*Objective*. State how many lines in these records contain the word "latino", and nothing else.

*Supplied data*.
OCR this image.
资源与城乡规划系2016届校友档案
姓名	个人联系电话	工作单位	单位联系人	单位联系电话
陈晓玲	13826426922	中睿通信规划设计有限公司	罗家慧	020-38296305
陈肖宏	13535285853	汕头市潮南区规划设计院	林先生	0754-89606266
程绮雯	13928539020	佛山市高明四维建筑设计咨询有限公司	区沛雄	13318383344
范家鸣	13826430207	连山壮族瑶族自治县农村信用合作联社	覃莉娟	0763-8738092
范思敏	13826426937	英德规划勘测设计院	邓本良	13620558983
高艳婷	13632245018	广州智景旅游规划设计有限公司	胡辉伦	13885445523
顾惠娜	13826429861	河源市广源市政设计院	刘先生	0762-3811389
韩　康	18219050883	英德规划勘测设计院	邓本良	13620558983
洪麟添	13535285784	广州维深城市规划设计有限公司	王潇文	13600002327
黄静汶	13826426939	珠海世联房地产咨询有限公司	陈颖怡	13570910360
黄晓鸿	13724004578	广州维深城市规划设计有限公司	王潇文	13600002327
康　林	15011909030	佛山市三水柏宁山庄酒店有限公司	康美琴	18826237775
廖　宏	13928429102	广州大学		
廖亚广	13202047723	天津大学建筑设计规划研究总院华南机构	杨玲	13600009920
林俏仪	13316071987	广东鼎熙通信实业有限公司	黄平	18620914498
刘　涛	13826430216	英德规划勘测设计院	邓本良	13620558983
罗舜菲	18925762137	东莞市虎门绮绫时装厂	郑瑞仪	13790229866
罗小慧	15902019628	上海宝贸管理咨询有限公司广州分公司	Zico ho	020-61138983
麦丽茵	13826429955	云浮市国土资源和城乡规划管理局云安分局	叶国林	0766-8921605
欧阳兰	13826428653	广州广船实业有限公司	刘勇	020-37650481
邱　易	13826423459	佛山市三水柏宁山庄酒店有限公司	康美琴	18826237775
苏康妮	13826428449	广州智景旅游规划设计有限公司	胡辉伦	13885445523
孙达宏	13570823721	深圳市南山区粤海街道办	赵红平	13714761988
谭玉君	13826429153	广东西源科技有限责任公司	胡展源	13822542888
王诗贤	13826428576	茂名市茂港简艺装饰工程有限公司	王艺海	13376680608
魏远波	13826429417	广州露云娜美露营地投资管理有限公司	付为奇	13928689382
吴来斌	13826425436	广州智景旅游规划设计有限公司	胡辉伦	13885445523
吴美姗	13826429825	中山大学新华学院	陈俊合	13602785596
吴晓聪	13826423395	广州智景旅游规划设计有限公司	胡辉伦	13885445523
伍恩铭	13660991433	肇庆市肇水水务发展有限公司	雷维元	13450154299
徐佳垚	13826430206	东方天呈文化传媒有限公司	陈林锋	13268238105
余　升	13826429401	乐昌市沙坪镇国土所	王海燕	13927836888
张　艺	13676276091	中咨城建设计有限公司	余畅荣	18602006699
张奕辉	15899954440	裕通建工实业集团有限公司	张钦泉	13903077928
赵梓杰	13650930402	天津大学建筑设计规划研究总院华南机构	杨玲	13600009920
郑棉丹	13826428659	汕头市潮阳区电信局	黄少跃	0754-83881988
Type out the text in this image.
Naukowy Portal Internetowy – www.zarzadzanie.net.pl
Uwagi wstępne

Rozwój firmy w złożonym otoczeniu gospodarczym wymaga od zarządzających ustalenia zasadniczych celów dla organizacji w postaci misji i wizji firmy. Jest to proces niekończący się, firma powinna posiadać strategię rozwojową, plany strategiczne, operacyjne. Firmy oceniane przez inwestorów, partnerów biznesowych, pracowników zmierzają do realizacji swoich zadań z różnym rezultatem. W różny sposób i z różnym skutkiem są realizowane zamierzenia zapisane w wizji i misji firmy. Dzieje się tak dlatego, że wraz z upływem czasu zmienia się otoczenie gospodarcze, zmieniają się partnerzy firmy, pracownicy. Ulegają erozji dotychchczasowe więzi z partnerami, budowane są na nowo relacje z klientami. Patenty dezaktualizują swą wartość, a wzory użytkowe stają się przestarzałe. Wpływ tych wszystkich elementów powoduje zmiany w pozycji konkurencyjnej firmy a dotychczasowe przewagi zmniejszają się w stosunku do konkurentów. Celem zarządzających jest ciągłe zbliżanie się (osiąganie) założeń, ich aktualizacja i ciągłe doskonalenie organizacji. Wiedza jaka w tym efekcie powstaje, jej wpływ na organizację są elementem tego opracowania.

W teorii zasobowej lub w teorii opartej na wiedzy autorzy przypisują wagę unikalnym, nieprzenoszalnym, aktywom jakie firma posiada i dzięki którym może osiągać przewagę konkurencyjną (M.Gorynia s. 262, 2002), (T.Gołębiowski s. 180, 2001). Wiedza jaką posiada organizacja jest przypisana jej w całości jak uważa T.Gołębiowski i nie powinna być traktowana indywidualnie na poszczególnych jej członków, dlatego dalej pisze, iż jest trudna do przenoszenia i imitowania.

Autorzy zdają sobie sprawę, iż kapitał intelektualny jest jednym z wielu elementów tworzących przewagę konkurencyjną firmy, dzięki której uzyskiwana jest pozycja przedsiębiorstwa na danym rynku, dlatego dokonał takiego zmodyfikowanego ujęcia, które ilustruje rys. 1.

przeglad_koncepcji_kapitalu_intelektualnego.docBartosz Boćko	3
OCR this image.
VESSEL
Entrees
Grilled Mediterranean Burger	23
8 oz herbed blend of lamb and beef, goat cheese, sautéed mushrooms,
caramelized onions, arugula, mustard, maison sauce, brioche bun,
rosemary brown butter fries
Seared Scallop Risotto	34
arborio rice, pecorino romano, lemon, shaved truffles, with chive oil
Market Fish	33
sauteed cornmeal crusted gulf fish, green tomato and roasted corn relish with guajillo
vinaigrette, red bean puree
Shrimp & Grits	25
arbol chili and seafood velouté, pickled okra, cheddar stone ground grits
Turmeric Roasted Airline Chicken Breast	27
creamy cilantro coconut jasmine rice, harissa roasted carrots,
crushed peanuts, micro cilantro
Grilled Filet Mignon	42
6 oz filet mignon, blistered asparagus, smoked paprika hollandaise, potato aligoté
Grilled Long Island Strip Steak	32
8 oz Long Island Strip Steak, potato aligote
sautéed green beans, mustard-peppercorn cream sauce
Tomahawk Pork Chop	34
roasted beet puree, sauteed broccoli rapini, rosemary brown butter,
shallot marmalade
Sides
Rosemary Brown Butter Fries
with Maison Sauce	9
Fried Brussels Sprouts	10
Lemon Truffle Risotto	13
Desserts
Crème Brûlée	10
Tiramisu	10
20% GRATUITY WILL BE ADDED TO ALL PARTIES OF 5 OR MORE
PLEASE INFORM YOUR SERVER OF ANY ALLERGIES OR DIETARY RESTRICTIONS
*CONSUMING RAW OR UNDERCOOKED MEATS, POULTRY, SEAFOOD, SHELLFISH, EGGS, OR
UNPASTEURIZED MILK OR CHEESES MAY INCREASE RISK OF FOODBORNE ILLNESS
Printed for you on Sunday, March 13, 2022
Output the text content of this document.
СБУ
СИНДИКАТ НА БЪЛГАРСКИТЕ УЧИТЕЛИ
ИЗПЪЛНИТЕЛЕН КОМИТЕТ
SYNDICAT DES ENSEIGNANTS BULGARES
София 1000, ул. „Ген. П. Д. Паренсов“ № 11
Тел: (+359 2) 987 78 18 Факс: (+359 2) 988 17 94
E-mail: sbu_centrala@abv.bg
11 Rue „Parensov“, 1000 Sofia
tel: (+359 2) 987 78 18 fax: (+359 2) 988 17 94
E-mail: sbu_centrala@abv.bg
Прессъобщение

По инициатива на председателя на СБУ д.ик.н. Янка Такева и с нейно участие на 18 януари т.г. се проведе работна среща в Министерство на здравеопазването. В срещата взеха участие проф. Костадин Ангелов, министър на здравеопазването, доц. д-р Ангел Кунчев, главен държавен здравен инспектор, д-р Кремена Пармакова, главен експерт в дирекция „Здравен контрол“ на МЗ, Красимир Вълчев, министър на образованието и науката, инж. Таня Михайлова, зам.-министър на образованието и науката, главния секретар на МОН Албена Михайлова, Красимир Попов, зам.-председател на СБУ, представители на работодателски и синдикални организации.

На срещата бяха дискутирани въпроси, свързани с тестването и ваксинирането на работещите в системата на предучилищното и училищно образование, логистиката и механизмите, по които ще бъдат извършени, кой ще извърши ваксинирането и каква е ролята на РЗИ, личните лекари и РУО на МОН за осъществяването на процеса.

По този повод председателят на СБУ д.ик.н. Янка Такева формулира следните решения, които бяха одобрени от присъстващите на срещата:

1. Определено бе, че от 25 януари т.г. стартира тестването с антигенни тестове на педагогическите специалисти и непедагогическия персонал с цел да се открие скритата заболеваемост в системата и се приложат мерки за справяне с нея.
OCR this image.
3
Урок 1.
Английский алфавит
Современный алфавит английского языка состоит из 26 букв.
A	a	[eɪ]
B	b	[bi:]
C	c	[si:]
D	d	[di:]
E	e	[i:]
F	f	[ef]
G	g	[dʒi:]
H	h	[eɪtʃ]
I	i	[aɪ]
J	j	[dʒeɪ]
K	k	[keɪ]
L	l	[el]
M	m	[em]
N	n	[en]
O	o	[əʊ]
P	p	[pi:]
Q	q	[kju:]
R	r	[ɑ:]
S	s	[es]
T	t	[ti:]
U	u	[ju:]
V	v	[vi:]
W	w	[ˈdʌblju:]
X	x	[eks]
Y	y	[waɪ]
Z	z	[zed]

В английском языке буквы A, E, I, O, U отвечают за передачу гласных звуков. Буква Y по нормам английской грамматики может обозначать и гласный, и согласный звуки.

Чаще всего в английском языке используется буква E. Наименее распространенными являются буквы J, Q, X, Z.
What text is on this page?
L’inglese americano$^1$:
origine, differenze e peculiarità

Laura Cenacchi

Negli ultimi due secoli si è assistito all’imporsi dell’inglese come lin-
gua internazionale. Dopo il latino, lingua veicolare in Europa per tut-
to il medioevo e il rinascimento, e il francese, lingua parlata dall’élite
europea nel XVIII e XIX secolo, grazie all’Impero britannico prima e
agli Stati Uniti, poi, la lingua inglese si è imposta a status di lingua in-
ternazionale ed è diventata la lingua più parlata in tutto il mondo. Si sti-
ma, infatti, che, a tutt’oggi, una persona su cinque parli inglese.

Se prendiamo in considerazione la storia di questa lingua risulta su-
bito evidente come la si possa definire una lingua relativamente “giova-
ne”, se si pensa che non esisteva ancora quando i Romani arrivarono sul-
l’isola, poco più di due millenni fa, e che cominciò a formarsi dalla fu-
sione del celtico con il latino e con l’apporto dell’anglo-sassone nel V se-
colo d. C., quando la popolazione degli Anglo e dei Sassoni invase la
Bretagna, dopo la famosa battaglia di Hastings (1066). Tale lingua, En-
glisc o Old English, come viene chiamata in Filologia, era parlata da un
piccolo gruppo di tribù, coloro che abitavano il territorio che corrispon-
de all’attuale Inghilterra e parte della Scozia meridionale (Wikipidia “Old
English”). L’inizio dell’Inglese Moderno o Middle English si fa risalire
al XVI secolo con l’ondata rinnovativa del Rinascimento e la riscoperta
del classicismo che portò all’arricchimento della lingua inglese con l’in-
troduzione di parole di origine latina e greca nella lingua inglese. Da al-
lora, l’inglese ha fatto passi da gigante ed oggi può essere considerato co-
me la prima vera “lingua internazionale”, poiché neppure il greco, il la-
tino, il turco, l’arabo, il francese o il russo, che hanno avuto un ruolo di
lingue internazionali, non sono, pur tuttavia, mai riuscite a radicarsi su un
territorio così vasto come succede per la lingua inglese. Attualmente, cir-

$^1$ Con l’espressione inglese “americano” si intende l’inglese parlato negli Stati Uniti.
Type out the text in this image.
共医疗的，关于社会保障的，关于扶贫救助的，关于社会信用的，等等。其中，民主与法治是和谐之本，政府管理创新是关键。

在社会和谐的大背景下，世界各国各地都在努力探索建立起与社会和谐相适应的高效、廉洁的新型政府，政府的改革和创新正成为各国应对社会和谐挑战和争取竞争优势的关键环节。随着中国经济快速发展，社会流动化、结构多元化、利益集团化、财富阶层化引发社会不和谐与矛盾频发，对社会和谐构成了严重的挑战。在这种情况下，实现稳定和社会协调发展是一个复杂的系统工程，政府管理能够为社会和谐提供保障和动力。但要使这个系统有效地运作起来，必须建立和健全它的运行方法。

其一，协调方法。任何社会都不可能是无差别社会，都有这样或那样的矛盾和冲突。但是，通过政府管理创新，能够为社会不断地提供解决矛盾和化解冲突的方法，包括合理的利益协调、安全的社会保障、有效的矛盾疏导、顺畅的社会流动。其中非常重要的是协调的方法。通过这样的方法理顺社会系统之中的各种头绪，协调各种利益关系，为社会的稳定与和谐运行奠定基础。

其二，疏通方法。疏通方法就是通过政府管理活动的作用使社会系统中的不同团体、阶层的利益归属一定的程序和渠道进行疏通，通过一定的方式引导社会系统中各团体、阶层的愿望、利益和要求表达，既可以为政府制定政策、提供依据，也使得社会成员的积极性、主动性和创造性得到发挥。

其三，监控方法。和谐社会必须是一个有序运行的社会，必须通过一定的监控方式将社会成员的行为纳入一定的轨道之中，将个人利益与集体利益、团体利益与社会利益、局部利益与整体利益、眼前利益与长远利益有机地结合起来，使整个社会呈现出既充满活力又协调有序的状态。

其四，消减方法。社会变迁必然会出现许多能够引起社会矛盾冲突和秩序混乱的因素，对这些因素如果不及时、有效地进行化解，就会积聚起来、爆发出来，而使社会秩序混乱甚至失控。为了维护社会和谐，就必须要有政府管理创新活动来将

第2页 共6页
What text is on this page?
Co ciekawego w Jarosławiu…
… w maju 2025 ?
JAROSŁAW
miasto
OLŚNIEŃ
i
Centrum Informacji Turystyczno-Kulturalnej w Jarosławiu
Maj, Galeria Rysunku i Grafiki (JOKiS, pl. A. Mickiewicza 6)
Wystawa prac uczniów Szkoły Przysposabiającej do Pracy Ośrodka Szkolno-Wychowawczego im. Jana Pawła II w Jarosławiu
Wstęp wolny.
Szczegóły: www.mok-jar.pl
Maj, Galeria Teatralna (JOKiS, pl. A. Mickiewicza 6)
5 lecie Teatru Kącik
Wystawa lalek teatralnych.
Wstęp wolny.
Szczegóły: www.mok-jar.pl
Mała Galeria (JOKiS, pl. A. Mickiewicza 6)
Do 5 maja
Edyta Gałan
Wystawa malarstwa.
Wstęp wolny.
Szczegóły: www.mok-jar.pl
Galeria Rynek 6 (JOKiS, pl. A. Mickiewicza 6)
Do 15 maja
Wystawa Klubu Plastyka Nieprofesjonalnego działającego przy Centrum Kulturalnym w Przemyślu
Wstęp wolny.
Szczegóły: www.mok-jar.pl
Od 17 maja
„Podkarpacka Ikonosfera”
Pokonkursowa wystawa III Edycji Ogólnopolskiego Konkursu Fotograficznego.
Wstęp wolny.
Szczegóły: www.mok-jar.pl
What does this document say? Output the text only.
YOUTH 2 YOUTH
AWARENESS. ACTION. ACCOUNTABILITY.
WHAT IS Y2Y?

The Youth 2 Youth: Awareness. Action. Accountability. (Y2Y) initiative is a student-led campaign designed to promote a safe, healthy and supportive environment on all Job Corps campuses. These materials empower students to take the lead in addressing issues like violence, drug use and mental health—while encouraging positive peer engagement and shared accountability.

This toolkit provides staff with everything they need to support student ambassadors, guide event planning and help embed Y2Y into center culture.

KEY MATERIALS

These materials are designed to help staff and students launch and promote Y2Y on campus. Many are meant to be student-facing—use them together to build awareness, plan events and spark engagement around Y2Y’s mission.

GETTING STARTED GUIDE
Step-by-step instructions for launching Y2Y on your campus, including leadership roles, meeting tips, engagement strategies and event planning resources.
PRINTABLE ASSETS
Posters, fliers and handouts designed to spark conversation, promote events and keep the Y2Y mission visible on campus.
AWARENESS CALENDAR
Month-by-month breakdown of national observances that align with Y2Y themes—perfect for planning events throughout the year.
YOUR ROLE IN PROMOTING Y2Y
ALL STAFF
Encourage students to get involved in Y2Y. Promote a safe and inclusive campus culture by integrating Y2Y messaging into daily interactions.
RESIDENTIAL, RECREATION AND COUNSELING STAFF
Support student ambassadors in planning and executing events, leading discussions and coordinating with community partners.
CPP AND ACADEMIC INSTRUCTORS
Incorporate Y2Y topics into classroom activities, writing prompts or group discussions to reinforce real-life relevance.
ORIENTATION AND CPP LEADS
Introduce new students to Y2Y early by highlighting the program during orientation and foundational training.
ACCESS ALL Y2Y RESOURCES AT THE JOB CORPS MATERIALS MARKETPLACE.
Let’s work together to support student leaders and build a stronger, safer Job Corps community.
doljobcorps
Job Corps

*Solution*. 2